▸ **Do this**
Locate every line in the records below that holds the word "most" and return each one.

▸ **Raw records**
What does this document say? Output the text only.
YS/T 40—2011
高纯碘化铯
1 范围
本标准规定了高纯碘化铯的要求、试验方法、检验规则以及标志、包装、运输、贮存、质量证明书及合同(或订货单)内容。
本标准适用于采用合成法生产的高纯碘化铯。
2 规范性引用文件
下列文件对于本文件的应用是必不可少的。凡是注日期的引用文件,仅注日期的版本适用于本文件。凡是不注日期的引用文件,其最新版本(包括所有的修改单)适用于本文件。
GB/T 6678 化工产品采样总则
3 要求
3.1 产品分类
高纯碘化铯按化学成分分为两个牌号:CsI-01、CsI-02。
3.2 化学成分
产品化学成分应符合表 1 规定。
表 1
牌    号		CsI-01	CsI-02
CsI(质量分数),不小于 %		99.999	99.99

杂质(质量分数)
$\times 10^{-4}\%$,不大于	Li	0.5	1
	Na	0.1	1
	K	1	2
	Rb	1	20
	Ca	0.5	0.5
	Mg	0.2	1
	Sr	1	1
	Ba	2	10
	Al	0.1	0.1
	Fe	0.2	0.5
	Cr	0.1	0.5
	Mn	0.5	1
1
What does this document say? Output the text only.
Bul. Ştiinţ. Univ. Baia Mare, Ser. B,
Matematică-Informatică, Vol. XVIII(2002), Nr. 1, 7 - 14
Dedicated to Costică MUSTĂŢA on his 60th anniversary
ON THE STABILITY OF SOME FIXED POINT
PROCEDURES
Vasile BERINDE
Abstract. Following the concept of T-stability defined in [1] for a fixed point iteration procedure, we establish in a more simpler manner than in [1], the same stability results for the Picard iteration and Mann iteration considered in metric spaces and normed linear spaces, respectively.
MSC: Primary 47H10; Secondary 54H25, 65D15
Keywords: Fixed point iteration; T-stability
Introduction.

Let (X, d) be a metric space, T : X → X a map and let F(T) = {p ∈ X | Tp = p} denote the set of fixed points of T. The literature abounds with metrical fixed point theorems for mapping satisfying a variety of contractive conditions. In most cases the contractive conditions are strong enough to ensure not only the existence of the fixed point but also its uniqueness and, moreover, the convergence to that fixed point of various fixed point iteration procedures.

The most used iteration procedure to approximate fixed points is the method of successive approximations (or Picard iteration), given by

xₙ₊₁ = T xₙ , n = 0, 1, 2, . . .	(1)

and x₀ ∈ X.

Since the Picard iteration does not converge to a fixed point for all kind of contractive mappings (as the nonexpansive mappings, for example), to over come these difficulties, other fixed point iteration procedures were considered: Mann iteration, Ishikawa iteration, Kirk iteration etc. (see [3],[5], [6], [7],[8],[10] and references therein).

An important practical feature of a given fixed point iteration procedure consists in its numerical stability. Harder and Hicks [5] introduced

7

▸ **The response**
Let (X, d) be a metric space, T : X → X a map and let F(T) = {p ∈ X | Tp = p} denote the set of fixed points of T. The literature abounds with metrical fixed point theorems for mapping satisfying a variety of contractive conditions. In most cases the contractive conditions are strong enough to ensure not only the existence of the fixed point but also its uniqueness and, moreover, the convergence to that fixed point of various fixed point iteration procedures.
The most used iteration procedure to approximate fixed points is the method of successive approximations (or Picard iteration), given by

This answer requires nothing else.